------ THE DATA

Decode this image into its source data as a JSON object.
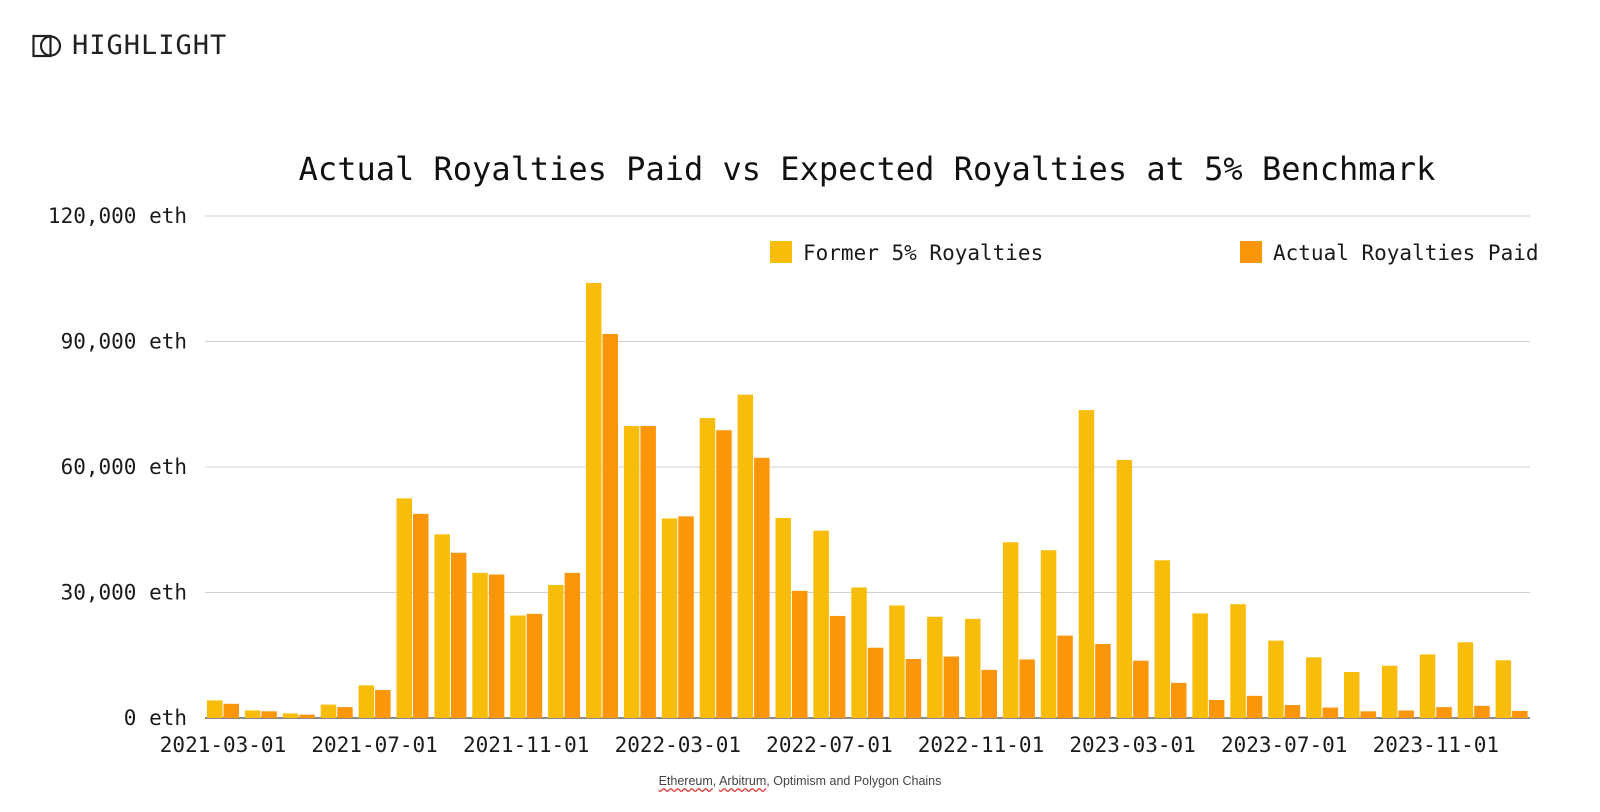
{
  "brand": {
    "name": "HIGHLIGHT",
    "logo_icon": "highlight-logo-icon"
  },
  "chart_data": {
    "type": "bar",
    "title": "Actual Royalties Paid vs Expected Royalties at 5% Benchmark",
    "xlabel": "",
    "ylabel": "",
    "ylim": [
      0,
      120000
    ],
    "yticks": [
      0,
      30000,
      60000,
      90000,
      120000
    ],
    "ytick_labels": [
      "0 eth",
      "30,000 eth",
      "60,000 eth",
      "90,000 eth",
      "120,000 eth"
    ],
    "grid": true,
    "legend_position": "top-right",
    "categories": [
      "2021-03-01",
      "2021-04-01",
      "2021-05-01",
      "2021-06-01",
      "2021-07-01",
      "2021-08-01",
      "2021-09-01",
      "2021-10-01",
      "2021-11-01",
      "2021-12-01",
      "2022-01-01",
      "2022-02-01",
      "2022-03-01",
      "2022-04-01",
      "2022-05-01",
      "2022-06-01",
      "2022-07-01",
      "2022-08-01",
      "2022-09-01",
      "2022-10-01",
      "2022-11-01",
      "2022-12-01",
      "2023-01-01",
      "2023-02-01",
      "2023-03-01",
      "2023-04-01",
      "2023-05-01",
      "2023-06-01",
      "2023-07-01",
      "2023-08-01",
      "2023-09-01",
      "2023-10-01",
      "2023-11-01",
      "2023-12-01",
      "2024-01-01"
    ],
    "xtick_labels": [
      "2021-03-01",
      "2021-07-01",
      "2021-11-01",
      "2022-03-01",
      "2022-07-01",
      "2022-11-01",
      "2023-03-01",
      "2023-07-01",
      "2023-11-01"
    ],
    "series": [
      {
        "name": "Former 5% Royalties",
        "color": "#f7bd0a",
        "values": [
          4200,
          1800,
          1100,
          3200,
          7800,
          52500,
          43900,
          34700,
          24500,
          31800,
          104000,
          69800,
          47700,
          71700,
          77300,
          47800,
          44800,
          31200,
          26900,
          24200,
          23700,
          42000,
          40100,
          73600,
          61700,
          37700,
          25000,
          27200,
          18500,
          14500,
          11000,
          12500,
          15200,
          18100,
          13800
        ]
      },
      {
        "name": "Actual Royalties Paid",
        "color": "#fb9509",
        "values": [
          3400,
          1600,
          800,
          2600,
          6700,
          48800,
          39500,
          34300,
          24900,
          34700,
          91800,
          69800,
          48200,
          68800,
          62200,
          30400,
          24400,
          16800,
          14100,
          14700,
          11500,
          14000,
          19700,
          17700,
          13700,
          8400,
          4300,
          5300,
          3100,
          2500,
          1600,
          1800,
          2600,
          2900,
          1700
        ]
      }
    ]
  },
  "footnote": {
    "chains_a": "Ethereum",
    "chains_b": "Arbitrum",
    "chains_rest": ", Optimism and Polygon Chains",
    "sep": ", "
  }
}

------------

→ **THE TASK**:
Which lines hold the word "Royalties"? Show each one.

→ **WORKED SOLUTION**:
    "title": "Actual Royalties Paid vs Expected Royalties at 5% Benchmark",
        "name": "Former 5% Royalties",
        "name": "Actual Royalties Paid",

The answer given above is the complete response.